■ **Written problem**: Give the data below again exactly as written, without its pictures.

■ **Data section**:
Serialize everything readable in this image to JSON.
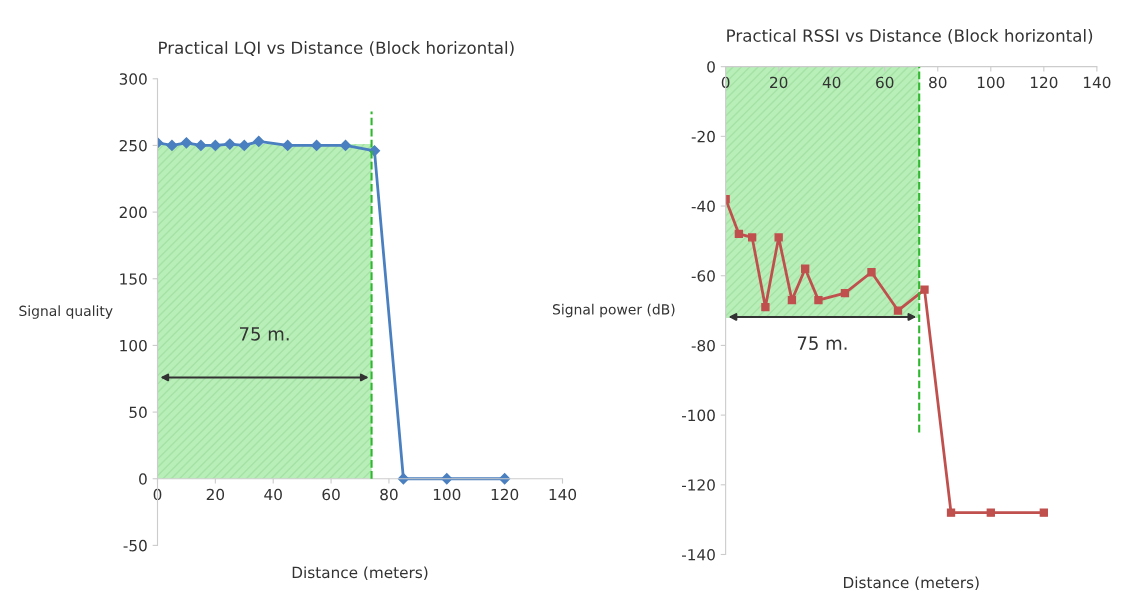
{
  "chart_data": [
    {
      "type": "line",
      "title": "Practical LQI vs Distance (Block horizontal)",
      "xlabel": "Distance (meters)",
      "ylabel": "Signal quality",
      "x": [
        0,
        5,
        10,
        15,
        20,
        25,
        30,
        35,
        45,
        55,
        65,
        75,
        85,
        100,
        120
      ],
      "series": [
        {
          "color": "#4a7fc0",
          "values": [
            252,
            250,
            252,
            250,
            250,
            251,
            250,
            253,
            250,
            250,
            250,
            246,
            0,
            0,
            0
          ]
        }
      ],
      "marker": "diamond",
      "line_style": "solid",
      "grid": false,
      "legend": false,
      "xlim": [
        0,
        140
      ],
      "xticks": [
        0,
        20,
        40,
        60,
        80,
        100,
        120,
        140
      ],
      "ylim": [
        -50,
        300
      ],
      "yticks": [
        -50,
        0,
        50,
        100,
        150,
        200,
        250,
        300
      ],
      "ref_lines": [
        {
          "axis": "x",
          "value": 74,
          "color": "#2eb82e",
          "line_style": "dashed"
        }
      ],
      "bands": [
        {
          "axis": "x",
          "from": 0,
          "to": 74,
          "color": "#7ee07e"
        }
      ],
      "annotations": [
        "75 m."
      ]
    },
    {
      "type": "line",
      "title": "Practical RSSI vs Distance (Block horizontal)",
      "xlabel": "Distance (meters)",
      "ylabel": "Signal power (dB)",
      "x": [
        0,
        5,
        10,
        15,
        20,
        25,
        30,
        35,
        45,
        55,
        65,
        75,
        85,
        100,
        120
      ],
      "series": [
        {
          "color": "#c0504d",
          "values": [
            -38,
            -48,
            -49,
            -69,
            -49,
            -67,
            -58,
            -67,
            -65,
            -59,
            -70,
            -64,
            -128,
            -128,
            -128
          ]
        }
      ],
      "marker": "square",
      "line_style": "solid",
      "grid": false,
      "legend": false,
      "xlim": [
        0,
        140
      ],
      "xticks": [
        0,
        20,
        40,
        60,
        80,
        100,
        120,
        140
      ],
      "ylim": [
        -140,
        0
      ],
      "yticks": [
        -140,
        -120,
        -100,
        -80,
        -60,
        -40,
        -20,
        0
      ],
      "ref_lines": [
        {
          "axis": "x",
          "value": 73,
          "color": "#2eb82e",
          "line_style": "dashed"
        }
      ],
      "bands": [
        {
          "axis": "x",
          "from": 0,
          "to": 73,
          "color": "#7ee07e"
        }
      ],
      "annotations": [
        "75 m."
      ]
    }
  ]
}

■ **Response for this exercise**:
Serialize everything readable in this image to JSON.
{
  "chart_data": [
    {
      "type": "line",
      "title": "Practical LQI vs Distance (Block horizontal)",
      "xlabel": "Distance (meters)",
      "ylabel": "Signal quality",
      "x": [
        0,
        5,
        10,
        15,
        20,
        25,
        30,
        35,
        45,
        55,
        65,
        75,
        85,
        100,
        120
      ],
      "series": [
        {
          "color": "#4a7fc0",
          "values": [
            252,
            250,
            252,
            250,
            250,
            251,
            250,
            253,
            250,
            250,
            250,
            246,
            0,
            0,
            0
          ]
        }
      ],
      "marker": "diamond",
      "line_style": "solid",
      "grid": false,
      "legend": false,
      "xlim": [
        0,
        140
      ],
      "xticks": [
        0,
        20,
        40,
        60,
        80,
        100,
        120,
        140
      ],
      "ylim": [
        -50,
        300
      ],
      "yticks": [
        -50,
        0,
        50,
        100,
        150,
        200,
        250,
        300
      ],
      "ref_lines": [
        {
          "axis": "x",
          "value": 74,
          "color": "#2eb82e",
          "line_style": "dashed"
        }
      ],
      "bands": [
        {
          "axis": "x",
          "from": 0,
          "to": 74,
          "color": "#7ee07e"
        }
      ],
      "annotations": [
        "75 m."
      ]
    },
    {
      "type": "line",
      "title": "Practical RSSI vs Distance (Block horizontal)",
      "xlabel": "Distance (meters)",
      "ylabel": "Signal power (dB)",
      "x": [
        0,
        5,
        10,
        15,
        20,
        25,
        30,
        35,
        45,
        55,
        65,
        75,
        85,
        100,
        120
      ],
      "series": [
        {
          "color": "#c0504d",
          "values": [
            -38,
            -48,
            -49,
            -69,
            -49,
            -67,
            -58,
            -67,
            -65,
            -59,
            -70,
            -64,
            -128,
            -128,
            -128
          ]
        }
      ],
      "marker": "square",
      "line_style": "solid",
      "grid": false,
      "legend": false,
      "xlim": [
        0,
        140
      ],
      "xticks": [
        0,
        20,
        40,
        60,
        80,
        100,
        120,
        140
      ],
      "ylim": [
        -140,
        0
      ],
      "yticks": [
        -140,
        -120,
        -100,
        -80,
        -60,
        -40,
        -20,
        0
      ],
      "ref_lines": [
        {
          "axis": "x",
          "value": 73,
          "color": "#2eb82e",
          "line_style": "dashed"
        }
      ],
      "bands": [
        {
          "axis": "x",
          "from": 0,
          "to": 73,
          "color": "#7ee07e"
        }
      ],
      "annotations": [
        "75 m."
      ]
    }
  ]
}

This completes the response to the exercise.